WRITTEN EXERCISE: Listed below are entries; give the number of lines among them that include "local", and only that number.

# START OF MATERIAL SUPPLIED

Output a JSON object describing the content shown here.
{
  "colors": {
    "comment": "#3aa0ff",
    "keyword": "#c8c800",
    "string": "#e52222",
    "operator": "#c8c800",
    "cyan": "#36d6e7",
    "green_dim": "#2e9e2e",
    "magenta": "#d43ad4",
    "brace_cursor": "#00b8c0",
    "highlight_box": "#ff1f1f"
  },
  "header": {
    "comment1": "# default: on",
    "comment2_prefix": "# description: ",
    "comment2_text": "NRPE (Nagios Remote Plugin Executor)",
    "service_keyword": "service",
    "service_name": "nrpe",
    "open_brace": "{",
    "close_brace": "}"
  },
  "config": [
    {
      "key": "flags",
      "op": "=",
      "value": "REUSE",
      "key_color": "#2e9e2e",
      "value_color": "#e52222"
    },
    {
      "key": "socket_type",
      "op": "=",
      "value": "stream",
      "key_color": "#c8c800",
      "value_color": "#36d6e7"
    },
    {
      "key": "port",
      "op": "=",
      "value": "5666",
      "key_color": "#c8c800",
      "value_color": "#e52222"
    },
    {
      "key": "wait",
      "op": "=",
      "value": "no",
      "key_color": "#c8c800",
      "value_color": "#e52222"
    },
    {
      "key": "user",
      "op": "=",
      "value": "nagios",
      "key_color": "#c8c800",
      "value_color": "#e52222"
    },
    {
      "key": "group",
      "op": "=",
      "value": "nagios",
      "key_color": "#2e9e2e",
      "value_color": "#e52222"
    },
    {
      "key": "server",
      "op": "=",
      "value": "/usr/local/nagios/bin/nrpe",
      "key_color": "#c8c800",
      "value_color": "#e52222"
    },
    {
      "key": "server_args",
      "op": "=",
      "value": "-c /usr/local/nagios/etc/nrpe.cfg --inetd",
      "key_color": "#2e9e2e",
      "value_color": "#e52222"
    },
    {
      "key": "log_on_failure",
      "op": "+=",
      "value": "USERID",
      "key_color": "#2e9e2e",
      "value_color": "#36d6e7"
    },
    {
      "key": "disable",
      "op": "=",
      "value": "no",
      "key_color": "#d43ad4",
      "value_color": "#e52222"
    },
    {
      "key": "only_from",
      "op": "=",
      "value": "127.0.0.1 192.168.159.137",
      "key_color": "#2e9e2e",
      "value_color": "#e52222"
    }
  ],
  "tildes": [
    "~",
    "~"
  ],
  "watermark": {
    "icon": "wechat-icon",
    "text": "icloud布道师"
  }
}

# END OF MATERIAL SUPPLIED

FINAL RESULT: 2